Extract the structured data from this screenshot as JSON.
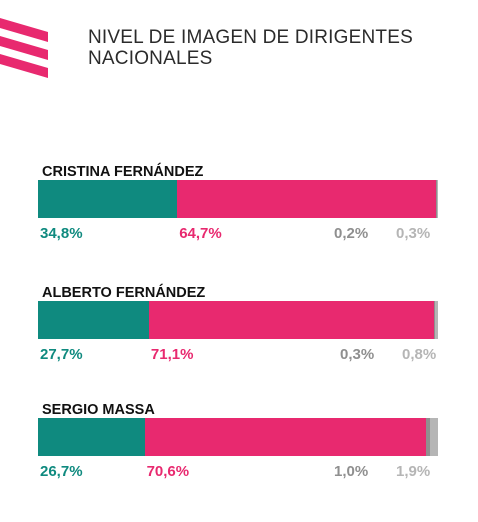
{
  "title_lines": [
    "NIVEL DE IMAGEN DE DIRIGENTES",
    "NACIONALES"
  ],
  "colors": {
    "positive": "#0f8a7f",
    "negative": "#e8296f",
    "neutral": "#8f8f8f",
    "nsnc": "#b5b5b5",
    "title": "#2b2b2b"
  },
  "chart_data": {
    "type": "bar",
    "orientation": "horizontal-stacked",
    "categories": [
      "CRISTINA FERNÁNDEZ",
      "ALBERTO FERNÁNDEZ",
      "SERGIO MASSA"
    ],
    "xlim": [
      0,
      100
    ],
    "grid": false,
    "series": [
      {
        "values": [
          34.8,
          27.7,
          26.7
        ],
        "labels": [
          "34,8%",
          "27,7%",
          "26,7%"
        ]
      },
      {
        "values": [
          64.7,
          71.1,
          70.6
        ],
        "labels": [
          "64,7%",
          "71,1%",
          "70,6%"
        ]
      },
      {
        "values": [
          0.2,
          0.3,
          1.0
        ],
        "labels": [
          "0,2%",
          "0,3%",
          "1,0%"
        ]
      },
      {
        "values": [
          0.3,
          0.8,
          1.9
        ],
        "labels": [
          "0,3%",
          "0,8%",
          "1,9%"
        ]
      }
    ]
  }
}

...

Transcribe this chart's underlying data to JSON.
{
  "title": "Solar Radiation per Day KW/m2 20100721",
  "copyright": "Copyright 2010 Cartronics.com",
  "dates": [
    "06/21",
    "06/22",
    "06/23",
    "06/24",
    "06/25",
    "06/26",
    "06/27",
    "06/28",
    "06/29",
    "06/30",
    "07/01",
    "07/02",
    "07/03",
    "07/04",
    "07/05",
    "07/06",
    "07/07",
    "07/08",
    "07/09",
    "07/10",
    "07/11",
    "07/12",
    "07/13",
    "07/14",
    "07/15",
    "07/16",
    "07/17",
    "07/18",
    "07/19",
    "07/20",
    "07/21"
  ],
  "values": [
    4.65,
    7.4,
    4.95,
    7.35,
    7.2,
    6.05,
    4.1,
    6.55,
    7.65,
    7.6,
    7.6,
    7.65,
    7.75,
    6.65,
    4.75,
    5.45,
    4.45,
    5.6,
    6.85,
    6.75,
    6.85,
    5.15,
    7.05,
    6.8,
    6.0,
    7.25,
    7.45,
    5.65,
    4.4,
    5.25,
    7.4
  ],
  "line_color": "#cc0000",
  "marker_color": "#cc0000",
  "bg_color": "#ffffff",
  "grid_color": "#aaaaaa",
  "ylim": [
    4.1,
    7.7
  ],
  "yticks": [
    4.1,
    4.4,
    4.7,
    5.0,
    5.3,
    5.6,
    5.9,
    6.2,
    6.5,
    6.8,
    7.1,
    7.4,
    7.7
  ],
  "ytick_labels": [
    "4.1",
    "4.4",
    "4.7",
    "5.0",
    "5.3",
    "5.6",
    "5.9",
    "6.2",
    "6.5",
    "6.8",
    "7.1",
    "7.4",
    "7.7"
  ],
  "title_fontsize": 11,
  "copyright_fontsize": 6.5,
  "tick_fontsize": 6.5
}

_Task to carry out:_ Search the listing above for the string "FERNÁNDEZ". Copy every line that contains it.

_Solved problem:_
      "CRISTINA FERNÁNDEZ",
      "ALBERTO FERNÁNDEZ",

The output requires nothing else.